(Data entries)
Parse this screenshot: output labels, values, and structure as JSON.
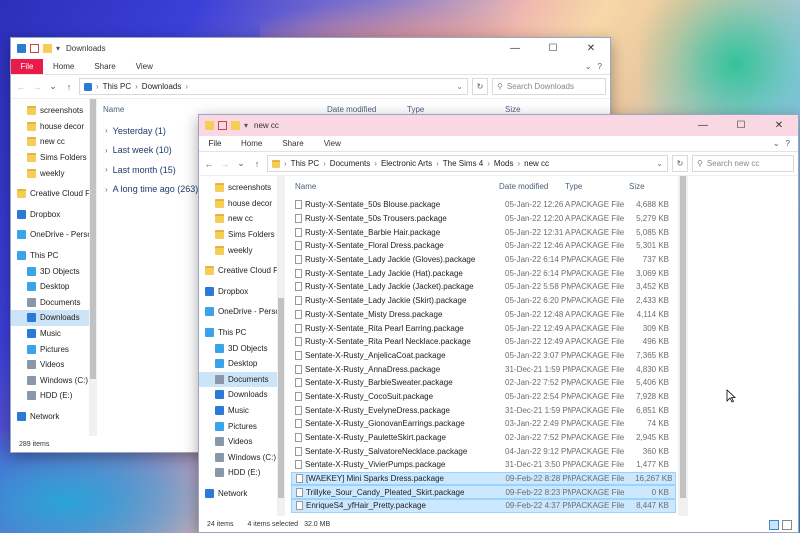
{
  "win1": {
    "title": "Downloads",
    "ribbon": {
      "file": "File",
      "tabs": [
        "Home",
        "Share",
        "View"
      ]
    },
    "address": {
      "crumbs": [
        "This PC",
        "Downloads"
      ]
    },
    "search_placeholder": "Search Downloads",
    "nav": [
      {
        "label": "screenshots",
        "icon": "folder-icon",
        "pinned": true
      },
      {
        "label": "house decor",
        "icon": "folder-icon"
      },
      {
        "label": "new cc",
        "icon": "folder-icon"
      },
      {
        "label": "Sims Folders",
        "icon": "folder-icon"
      },
      {
        "label": "weekly",
        "icon": "folder-icon"
      },
      {
        "label": "Creative Cloud Fil",
        "icon": "folder-icon",
        "level": 0
      },
      {
        "label": "Dropbox",
        "icon": "dropbox-icon",
        "level": 0
      },
      {
        "label": "OneDrive - Persor",
        "icon": "cloud-icon",
        "level": 0
      },
      {
        "label": "This PC",
        "icon": "pc-icon",
        "level": 0
      },
      {
        "label": "3D Objects",
        "icon": "cube-icon"
      },
      {
        "label": "Desktop",
        "icon": "desktop-icon"
      },
      {
        "label": "Documents",
        "icon": "documents-icon"
      },
      {
        "label": "Downloads",
        "icon": "download-icon",
        "selected": true
      },
      {
        "label": "Music",
        "icon": "music-icon"
      },
      {
        "label": "Pictures",
        "icon": "pictures-icon"
      },
      {
        "label": "Videos",
        "icon": "videos-icon"
      },
      {
        "label": "Windows (C:)",
        "icon": "drive-icon"
      },
      {
        "label": "HDD (E:)",
        "icon": "drive-icon"
      },
      {
        "label": "Network",
        "icon": "network-icon",
        "level": 0
      }
    ],
    "columns": {
      "name": "Name",
      "date": "Date modified",
      "type": "Type",
      "size": "Size"
    },
    "groups": [
      "Yesterday (1)",
      "Last week (10)",
      "Last month (15)",
      "A long time ago (263)"
    ],
    "status": {
      "count": "289 items"
    }
  },
  "win2": {
    "title": "new cc",
    "ribbon": {
      "file": "File",
      "tabs": [
        "Home",
        "Share",
        "View"
      ]
    },
    "address": {
      "crumbs": [
        "This PC",
        "Documents",
        "Electronic Arts",
        "The Sims 4",
        "Mods",
        "new cc"
      ]
    },
    "search_placeholder": "Search new cc",
    "nav": [
      {
        "label": "screenshots",
        "icon": "folder-icon"
      },
      {
        "label": "house decor",
        "icon": "folder-icon"
      },
      {
        "label": "new cc",
        "icon": "folder-icon"
      },
      {
        "label": "Sims Folders",
        "icon": "folder-icon"
      },
      {
        "label": "weekly",
        "icon": "folder-icon"
      },
      {
        "label": "Creative Cloud Fil",
        "icon": "folder-icon",
        "level": 0
      },
      {
        "label": "Dropbox",
        "icon": "dropbox-icon",
        "level": 0
      },
      {
        "label": "OneDrive - Persor",
        "icon": "cloud-icon",
        "level": 0
      },
      {
        "label": "This PC",
        "icon": "pc-icon",
        "level": 0
      },
      {
        "label": "3D Objects",
        "icon": "cube-icon"
      },
      {
        "label": "Desktop",
        "icon": "desktop-icon"
      },
      {
        "label": "Documents",
        "icon": "documents-icon",
        "selected": true
      },
      {
        "label": "Downloads",
        "icon": "download-icon"
      },
      {
        "label": "Music",
        "icon": "music-icon"
      },
      {
        "label": "Pictures",
        "icon": "pictures-icon"
      },
      {
        "label": "Videos",
        "icon": "videos-icon"
      },
      {
        "label": "Windows (C:)",
        "icon": "drive-icon"
      },
      {
        "label": "HDD (E:)",
        "icon": "drive-icon"
      },
      {
        "label": "Network",
        "icon": "network-icon",
        "level": 0
      }
    ],
    "columns": {
      "name": "Name",
      "date": "Date modified",
      "type": "Type",
      "size": "Size"
    },
    "files": [
      {
        "name": "Rusty-X-Sentate_50s Blouse.package",
        "date": "05-Jan-22 12:26 AM",
        "type": "PACKAGE File",
        "size": "4,688 KB"
      },
      {
        "name": "Rusty-X-Sentate_50s Trousers.package",
        "date": "05-Jan-22 12:20 AM",
        "type": "PACKAGE File",
        "size": "5,279 KB"
      },
      {
        "name": "Rusty-X-Sentate_Barbie Hair.package",
        "date": "05-Jan-22 12:31 AM",
        "type": "PACKAGE File",
        "size": "5,085 KB"
      },
      {
        "name": "Rusty-X-Sentate_Floral Dress.package",
        "date": "05-Jan-22 12:46 AM",
        "type": "PACKAGE File",
        "size": "5,301 KB"
      },
      {
        "name": "Rusty-X-Sentate_Lady Jackie (Gloves).package",
        "date": "05-Jan-22 6:14 PM",
        "type": "PACKAGE File",
        "size": "737 KB"
      },
      {
        "name": "Rusty-X-Sentate_Lady Jackie (Hat).package",
        "date": "05-Jan-22 6:14 PM",
        "type": "PACKAGE File",
        "size": "3,069 KB"
      },
      {
        "name": "Rusty-X-Sentate_Lady Jackie (Jacket).package",
        "date": "05-Jan-22 5:58 PM",
        "type": "PACKAGE File",
        "size": "3,452 KB"
      },
      {
        "name": "Rusty-X-Sentate_Lady Jackie (Skirt).package",
        "date": "05-Jan-22 6:20 PM",
        "type": "PACKAGE File",
        "size": "2,433 KB"
      },
      {
        "name": "Rusty-X-Sentate_Misty Dress.package",
        "date": "05-Jan-22 12:48 AM",
        "type": "PACKAGE File",
        "size": "4,114 KB"
      },
      {
        "name": "Rusty-X-Sentate_Rita Pearl Earring.package",
        "date": "05-Jan-22 12:49 AM",
        "type": "PACKAGE File",
        "size": "309 KB"
      },
      {
        "name": "Rusty-X-Sentate_Rita Pearl Necklace.package",
        "date": "05-Jan-22 12:49 AM",
        "type": "PACKAGE File",
        "size": "496 KB"
      },
      {
        "name": "Sentate-X-Rusty_AnjelicaCoat.package",
        "date": "05-Jan-22 3:07 PM",
        "type": "PACKAGE File",
        "size": "7,365 KB"
      },
      {
        "name": "Sentate-X-Rusty_AnnaDress.package",
        "date": "31-Dec-21 1:59 PM",
        "type": "PACKAGE File",
        "size": "4,830 KB"
      },
      {
        "name": "Sentate-X-Rusty_BarbieSweater.package",
        "date": "02-Jan-22 7:52 PM",
        "type": "PACKAGE File",
        "size": "5,406 KB"
      },
      {
        "name": "Sentate-X-Rusty_CocoSuit.package",
        "date": "05-Jan-22 2:54 PM",
        "type": "PACKAGE File",
        "size": "7,928 KB"
      },
      {
        "name": "Sentate-X-Rusty_EvelyneDress.package",
        "date": "31-Dec-21 1:59 PM",
        "type": "PACKAGE File",
        "size": "6,851 KB"
      },
      {
        "name": "Sentate-X-Rusty_GionovanEarrings.package",
        "date": "03-Jan-22 2:49 PM",
        "type": "PACKAGE File",
        "size": "74 KB"
      },
      {
        "name": "Sentate-X-Rusty_PauletteSkirt.package",
        "date": "02-Jan-22 7:52 PM",
        "type": "PACKAGE File",
        "size": "2,945 KB"
      },
      {
        "name": "Sentate-X-Rusty_SalvatoreNecklace.package",
        "date": "04-Jan-22 9:12 PM",
        "type": "PACKAGE File",
        "size": "360 KB"
      },
      {
        "name": "Sentate-X-Rusty_VivierPumps.package",
        "date": "31-Dec-21 3:50 PM",
        "type": "PACKAGE File",
        "size": "1,477 KB"
      },
      {
        "name": "[WAEKEY] Mini Sparks Dress.package",
        "date": "09-Feb-22 8:28 PM",
        "type": "PACKAGE File",
        "size": "16,267 KB",
        "selected": true
      },
      {
        "name": "Trillyke_Sour_Candy_Pleated_Skirt.package",
        "date": "09-Feb-22 8:23 PM",
        "type": "PACKAGE File",
        "size": "0 KB",
        "selected": true
      },
      {
        "name": "EnriqueS4_yfHair_Pretty.package",
        "date": "09-Feb-22 4:37 PM",
        "type": "PACKAGE File",
        "size": "8,447 KB",
        "selected": true
      }
    ],
    "status": {
      "count": "24 items",
      "selected": "4 items selected",
      "size": "32.0 MB"
    }
  },
  "colors": {
    "file_tab": "#e81b4b",
    "selection": "#cce8ff",
    "title_pink": "#f9d8e4"
  }
}
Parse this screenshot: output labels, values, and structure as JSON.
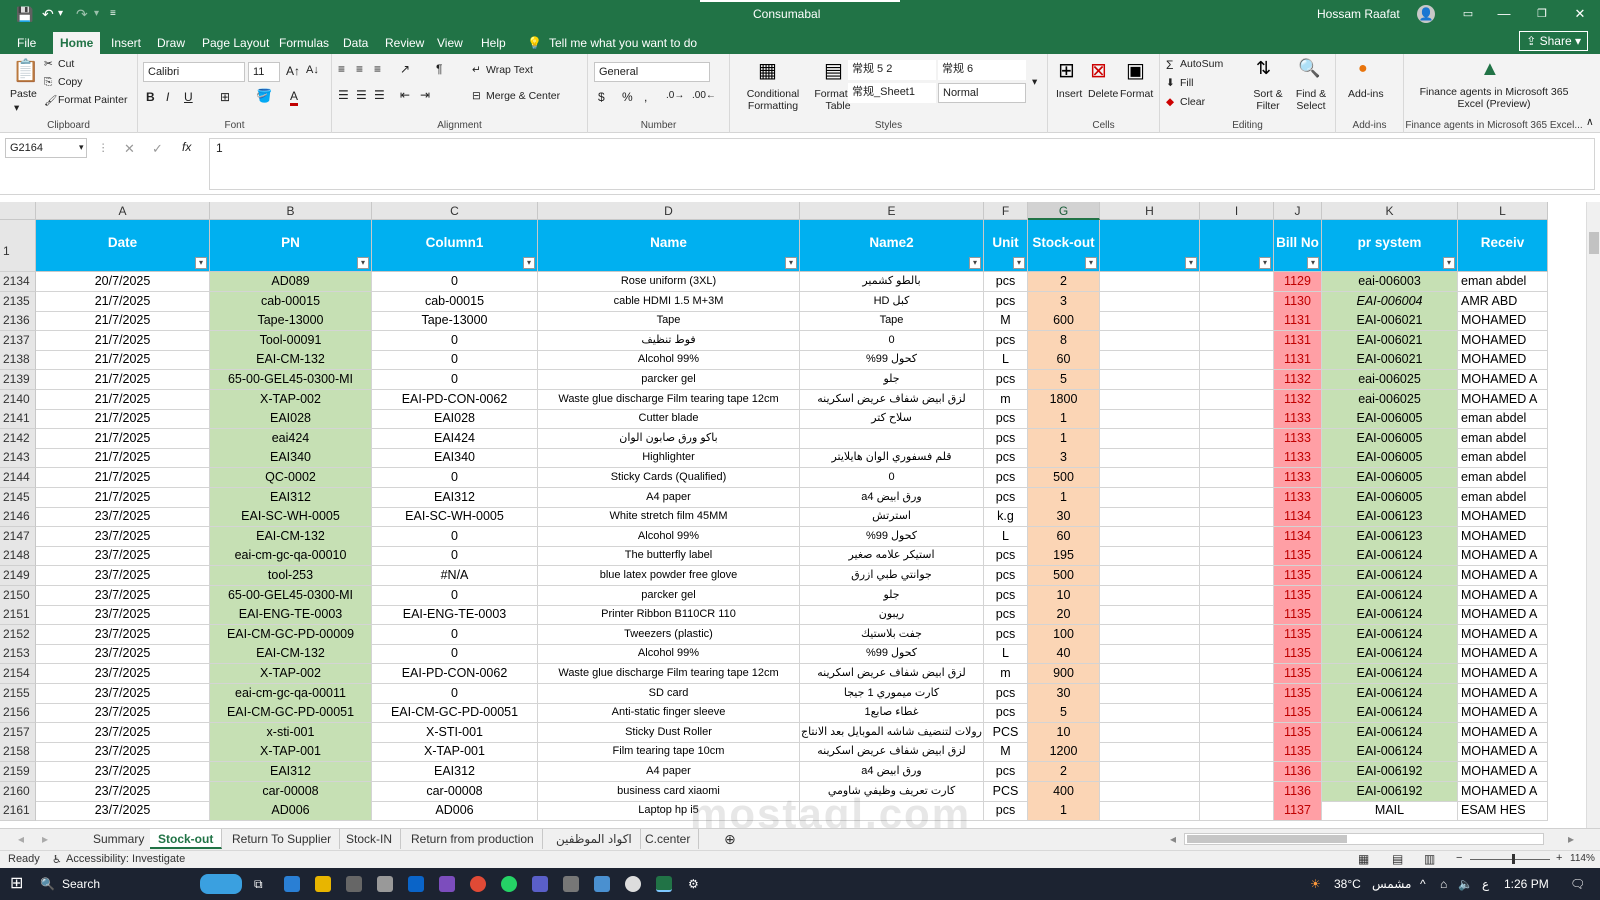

* [Directions for this task] Every line in the data that holds "Jackie" should be copied out.

* [Output of the task]
        "name": "Rusty-X-Sentate_Lady Jackie (Gloves).package",
        "name": "Rusty-X-Sentate_Lady Jackie (Hat).package",
        "name": "Rusty-X-Sentate_Lady Jackie (Jacket).package",
        "name": "Rusty-X-Sentate_Lady Jackie (Skirt).package",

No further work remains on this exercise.